• OBJECTIVE: Find each line with "level" and copy it.

(Recorded data)
[start]

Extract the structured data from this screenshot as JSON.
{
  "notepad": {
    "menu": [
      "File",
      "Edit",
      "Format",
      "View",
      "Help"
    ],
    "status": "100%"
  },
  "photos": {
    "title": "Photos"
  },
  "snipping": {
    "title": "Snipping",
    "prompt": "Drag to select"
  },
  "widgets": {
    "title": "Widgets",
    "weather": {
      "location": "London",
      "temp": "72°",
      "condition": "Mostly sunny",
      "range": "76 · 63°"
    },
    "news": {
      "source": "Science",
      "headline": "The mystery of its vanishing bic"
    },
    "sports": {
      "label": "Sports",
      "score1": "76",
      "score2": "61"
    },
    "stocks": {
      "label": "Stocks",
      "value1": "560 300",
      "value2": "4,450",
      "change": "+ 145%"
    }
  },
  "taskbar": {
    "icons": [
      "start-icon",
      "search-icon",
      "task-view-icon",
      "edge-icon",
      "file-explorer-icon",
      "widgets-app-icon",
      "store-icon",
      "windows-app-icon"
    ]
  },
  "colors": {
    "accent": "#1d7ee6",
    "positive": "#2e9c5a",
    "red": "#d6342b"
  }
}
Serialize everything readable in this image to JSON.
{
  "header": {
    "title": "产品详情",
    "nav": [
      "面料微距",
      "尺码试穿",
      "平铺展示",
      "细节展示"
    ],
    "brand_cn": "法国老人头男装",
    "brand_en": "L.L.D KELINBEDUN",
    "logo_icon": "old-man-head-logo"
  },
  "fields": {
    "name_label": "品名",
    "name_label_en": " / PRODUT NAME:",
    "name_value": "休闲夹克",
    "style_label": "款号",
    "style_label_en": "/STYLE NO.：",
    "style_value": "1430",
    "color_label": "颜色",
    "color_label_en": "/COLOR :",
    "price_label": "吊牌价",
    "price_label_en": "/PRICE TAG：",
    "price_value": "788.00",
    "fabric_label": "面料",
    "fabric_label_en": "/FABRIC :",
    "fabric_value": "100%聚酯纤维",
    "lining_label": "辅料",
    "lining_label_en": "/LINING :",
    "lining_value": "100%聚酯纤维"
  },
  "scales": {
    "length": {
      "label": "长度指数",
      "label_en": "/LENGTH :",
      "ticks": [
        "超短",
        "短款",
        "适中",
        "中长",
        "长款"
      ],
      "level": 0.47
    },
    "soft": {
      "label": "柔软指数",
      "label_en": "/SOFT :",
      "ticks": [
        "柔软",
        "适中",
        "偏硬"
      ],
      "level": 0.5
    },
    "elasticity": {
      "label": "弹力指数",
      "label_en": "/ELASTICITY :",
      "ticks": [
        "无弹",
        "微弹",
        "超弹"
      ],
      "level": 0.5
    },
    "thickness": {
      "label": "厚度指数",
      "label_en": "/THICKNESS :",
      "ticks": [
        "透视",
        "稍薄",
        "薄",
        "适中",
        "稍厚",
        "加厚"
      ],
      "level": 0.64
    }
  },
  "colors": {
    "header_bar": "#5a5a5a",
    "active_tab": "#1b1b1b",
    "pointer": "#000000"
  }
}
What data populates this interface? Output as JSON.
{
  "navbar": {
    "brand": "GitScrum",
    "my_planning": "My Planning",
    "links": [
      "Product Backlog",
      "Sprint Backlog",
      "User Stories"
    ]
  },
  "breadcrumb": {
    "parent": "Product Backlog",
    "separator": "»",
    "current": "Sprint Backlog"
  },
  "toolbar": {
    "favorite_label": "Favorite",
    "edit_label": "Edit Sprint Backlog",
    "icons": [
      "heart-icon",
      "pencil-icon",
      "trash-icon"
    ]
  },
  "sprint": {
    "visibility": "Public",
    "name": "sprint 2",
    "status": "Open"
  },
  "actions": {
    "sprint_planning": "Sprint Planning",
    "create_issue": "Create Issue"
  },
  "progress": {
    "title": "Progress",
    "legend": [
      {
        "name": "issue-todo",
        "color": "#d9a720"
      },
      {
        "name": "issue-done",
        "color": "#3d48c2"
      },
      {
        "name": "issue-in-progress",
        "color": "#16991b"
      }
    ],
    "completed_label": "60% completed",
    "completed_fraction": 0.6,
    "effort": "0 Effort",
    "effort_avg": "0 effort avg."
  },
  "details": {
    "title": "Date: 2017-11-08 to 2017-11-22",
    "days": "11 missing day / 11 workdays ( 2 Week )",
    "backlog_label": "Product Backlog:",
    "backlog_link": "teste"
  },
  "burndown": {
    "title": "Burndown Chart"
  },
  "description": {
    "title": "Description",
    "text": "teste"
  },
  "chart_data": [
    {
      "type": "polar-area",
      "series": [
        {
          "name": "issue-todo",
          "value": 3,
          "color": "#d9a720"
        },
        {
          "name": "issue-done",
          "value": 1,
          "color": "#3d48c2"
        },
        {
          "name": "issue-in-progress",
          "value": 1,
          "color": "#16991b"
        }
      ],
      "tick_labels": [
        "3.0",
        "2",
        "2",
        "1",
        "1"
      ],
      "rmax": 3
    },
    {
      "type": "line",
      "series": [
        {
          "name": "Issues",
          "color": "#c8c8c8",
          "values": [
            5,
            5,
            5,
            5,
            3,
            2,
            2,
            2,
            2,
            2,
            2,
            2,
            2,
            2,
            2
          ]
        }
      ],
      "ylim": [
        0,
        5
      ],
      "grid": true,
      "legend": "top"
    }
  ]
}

[end]

• ANSWER TO THE TASK:
      "level": 0.47
      "level": 0.5
      "level": 0.5
      "level": 0.64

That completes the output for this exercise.